INSTRUCTION. Copy every line of the data that includes the string "Mode".

AVAILABLE RECORDS.
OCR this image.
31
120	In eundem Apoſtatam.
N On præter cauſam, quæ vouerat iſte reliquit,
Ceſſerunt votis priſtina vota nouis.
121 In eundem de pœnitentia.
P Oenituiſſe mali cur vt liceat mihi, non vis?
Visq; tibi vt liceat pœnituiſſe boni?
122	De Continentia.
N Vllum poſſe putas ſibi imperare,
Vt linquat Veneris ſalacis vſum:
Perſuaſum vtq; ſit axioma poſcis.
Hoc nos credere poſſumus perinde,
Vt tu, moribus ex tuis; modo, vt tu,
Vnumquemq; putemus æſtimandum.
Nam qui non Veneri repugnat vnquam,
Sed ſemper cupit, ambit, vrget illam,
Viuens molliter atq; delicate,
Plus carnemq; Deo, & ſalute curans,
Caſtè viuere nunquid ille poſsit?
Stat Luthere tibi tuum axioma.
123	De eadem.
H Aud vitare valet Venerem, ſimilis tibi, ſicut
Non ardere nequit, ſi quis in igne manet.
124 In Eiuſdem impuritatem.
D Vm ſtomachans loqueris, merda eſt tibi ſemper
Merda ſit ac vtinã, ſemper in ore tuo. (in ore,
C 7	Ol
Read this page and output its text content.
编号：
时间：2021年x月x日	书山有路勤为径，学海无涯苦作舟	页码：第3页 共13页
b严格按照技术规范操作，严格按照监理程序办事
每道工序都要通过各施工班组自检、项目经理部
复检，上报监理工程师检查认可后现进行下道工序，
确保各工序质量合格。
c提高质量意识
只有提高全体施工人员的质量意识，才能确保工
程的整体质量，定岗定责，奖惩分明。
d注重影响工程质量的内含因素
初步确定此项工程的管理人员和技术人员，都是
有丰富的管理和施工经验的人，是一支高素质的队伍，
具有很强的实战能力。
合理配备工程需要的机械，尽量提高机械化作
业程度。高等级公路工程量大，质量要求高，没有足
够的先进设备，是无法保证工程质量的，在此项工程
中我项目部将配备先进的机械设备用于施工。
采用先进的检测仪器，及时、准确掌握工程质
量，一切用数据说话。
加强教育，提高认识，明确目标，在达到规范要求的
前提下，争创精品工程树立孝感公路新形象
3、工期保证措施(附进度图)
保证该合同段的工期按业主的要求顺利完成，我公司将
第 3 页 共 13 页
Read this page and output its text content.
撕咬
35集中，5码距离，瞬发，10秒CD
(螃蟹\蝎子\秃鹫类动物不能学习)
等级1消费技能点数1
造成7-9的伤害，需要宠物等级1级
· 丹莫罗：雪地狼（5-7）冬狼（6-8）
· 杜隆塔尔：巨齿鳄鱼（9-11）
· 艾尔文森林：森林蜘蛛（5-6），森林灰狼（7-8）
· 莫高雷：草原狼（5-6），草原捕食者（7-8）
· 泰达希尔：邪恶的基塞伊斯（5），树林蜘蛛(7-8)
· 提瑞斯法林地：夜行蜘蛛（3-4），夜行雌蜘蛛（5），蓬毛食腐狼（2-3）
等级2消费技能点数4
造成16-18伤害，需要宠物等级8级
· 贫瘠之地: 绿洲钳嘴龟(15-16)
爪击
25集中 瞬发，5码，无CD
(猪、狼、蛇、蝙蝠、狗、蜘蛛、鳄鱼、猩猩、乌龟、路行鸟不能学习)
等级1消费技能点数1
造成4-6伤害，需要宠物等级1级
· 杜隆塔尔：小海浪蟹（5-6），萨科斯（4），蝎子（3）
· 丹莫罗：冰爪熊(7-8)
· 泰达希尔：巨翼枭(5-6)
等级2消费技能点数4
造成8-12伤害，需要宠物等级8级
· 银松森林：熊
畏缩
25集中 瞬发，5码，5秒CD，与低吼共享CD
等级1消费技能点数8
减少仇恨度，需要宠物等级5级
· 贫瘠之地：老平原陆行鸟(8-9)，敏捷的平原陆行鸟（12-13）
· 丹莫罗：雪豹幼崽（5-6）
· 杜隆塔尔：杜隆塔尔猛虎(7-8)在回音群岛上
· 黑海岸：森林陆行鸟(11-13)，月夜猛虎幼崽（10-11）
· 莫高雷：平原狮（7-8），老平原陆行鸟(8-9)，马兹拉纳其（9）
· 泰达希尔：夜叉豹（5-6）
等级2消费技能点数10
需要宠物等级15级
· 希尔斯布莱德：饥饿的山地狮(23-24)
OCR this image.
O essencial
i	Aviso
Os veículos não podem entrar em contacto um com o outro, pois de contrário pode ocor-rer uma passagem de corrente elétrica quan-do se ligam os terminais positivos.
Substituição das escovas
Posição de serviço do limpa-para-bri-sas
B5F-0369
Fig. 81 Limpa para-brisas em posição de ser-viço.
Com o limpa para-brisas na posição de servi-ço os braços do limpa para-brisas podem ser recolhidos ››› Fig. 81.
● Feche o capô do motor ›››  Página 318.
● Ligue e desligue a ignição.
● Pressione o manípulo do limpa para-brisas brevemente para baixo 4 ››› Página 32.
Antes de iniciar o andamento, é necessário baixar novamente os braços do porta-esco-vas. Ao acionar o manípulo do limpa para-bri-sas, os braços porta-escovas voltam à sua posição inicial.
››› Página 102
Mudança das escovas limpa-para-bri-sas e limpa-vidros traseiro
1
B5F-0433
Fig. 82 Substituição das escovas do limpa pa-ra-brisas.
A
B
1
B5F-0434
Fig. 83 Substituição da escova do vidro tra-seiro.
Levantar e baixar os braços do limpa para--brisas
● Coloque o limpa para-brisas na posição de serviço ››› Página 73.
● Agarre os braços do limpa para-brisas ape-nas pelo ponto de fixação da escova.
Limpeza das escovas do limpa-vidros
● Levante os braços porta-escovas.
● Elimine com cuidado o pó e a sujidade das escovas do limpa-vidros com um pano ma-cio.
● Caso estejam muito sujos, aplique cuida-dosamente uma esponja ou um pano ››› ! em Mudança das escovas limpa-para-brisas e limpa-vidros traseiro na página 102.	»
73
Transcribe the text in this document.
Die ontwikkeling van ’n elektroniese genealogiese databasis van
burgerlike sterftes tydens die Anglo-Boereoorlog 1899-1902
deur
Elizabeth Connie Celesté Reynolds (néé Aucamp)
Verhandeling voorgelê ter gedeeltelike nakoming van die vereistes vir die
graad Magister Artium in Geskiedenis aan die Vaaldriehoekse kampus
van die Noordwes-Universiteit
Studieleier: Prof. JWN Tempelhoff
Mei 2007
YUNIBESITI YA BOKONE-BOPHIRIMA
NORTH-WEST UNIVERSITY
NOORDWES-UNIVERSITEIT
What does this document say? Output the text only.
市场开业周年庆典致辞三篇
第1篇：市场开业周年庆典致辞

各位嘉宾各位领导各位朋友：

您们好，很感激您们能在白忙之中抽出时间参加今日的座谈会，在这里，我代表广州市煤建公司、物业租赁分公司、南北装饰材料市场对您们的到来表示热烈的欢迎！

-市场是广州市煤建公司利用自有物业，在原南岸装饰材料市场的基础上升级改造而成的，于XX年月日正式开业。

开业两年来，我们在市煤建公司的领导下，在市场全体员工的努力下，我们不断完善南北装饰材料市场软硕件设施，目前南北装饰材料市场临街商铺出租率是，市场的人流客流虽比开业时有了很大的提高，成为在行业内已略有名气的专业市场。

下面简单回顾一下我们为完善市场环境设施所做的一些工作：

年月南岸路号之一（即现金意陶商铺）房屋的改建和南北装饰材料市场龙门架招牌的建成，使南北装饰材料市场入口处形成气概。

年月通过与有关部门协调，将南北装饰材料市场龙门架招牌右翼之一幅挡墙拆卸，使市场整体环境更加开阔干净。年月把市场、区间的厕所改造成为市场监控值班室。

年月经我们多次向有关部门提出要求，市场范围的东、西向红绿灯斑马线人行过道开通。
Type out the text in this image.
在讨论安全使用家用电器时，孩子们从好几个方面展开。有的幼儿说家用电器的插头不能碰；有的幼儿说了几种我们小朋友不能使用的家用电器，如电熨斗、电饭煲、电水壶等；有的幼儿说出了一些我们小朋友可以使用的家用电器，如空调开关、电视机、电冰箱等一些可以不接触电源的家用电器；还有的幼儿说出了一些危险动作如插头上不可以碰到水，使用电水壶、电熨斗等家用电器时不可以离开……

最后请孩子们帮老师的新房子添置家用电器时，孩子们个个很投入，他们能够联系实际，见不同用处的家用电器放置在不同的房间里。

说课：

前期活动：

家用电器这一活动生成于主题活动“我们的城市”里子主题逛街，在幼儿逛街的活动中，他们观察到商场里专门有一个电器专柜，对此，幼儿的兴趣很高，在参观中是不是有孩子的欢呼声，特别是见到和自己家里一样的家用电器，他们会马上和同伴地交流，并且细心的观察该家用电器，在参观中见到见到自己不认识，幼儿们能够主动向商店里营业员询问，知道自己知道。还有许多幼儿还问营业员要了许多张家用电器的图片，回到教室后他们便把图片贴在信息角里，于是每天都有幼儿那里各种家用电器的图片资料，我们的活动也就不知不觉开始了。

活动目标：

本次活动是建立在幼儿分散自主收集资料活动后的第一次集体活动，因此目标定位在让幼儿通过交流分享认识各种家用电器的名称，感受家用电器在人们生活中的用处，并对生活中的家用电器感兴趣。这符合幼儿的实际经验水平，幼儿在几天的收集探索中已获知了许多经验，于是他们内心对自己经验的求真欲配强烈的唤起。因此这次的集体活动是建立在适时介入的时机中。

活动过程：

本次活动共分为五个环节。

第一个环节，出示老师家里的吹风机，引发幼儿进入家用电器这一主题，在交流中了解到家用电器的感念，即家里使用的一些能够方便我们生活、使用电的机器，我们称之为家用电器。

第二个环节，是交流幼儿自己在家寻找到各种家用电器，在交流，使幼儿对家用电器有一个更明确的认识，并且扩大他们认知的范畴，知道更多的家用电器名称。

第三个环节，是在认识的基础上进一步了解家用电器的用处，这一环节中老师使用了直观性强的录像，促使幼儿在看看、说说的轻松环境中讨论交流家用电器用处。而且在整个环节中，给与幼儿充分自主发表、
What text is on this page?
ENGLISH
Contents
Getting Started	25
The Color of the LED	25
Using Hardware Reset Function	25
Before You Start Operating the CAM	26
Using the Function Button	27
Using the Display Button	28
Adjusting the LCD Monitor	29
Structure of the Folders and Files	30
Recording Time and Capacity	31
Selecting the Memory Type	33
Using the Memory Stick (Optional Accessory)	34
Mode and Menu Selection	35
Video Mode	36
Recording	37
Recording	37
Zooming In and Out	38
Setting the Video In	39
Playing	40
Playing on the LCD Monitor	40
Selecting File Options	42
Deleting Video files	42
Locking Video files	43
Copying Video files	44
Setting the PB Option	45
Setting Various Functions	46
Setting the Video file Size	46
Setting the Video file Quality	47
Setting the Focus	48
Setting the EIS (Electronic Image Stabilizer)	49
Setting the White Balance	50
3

ANSWER TO THIS PROBLEM.
Mode and Menu Selection	35
Video Mode	36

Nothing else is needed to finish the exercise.